* What you have to do *
The records below are split into lines. How many of those lines contain the string "color"? Reply with the number only.

* Figure record listings *
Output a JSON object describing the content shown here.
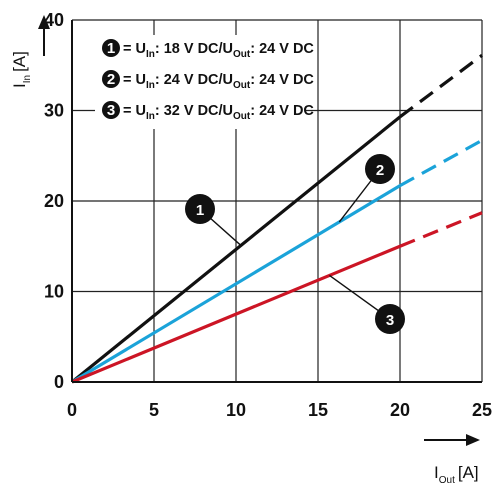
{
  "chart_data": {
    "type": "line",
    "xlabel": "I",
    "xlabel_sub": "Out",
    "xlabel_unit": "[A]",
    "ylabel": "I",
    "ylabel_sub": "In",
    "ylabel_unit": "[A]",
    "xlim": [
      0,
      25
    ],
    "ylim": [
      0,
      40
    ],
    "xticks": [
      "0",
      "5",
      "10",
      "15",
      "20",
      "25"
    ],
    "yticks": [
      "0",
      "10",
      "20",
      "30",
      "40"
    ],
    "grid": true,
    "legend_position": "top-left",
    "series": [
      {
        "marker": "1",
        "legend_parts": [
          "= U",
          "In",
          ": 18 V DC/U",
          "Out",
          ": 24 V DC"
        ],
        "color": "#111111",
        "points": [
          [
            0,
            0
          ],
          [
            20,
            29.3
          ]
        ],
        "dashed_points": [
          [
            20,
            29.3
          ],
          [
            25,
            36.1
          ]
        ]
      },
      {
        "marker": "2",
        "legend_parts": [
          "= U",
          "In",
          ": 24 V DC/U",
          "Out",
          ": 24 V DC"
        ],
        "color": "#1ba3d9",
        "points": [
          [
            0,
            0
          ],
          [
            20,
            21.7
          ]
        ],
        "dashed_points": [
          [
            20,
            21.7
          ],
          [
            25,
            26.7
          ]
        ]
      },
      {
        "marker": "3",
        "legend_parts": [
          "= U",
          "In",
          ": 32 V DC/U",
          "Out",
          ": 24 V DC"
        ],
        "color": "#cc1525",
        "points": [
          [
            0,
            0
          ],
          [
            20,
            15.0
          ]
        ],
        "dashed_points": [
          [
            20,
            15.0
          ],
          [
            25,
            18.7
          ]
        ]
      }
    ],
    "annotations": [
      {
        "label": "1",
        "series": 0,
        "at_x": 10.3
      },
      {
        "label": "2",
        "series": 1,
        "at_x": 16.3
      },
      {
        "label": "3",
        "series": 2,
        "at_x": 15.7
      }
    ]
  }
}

* Written reply *
3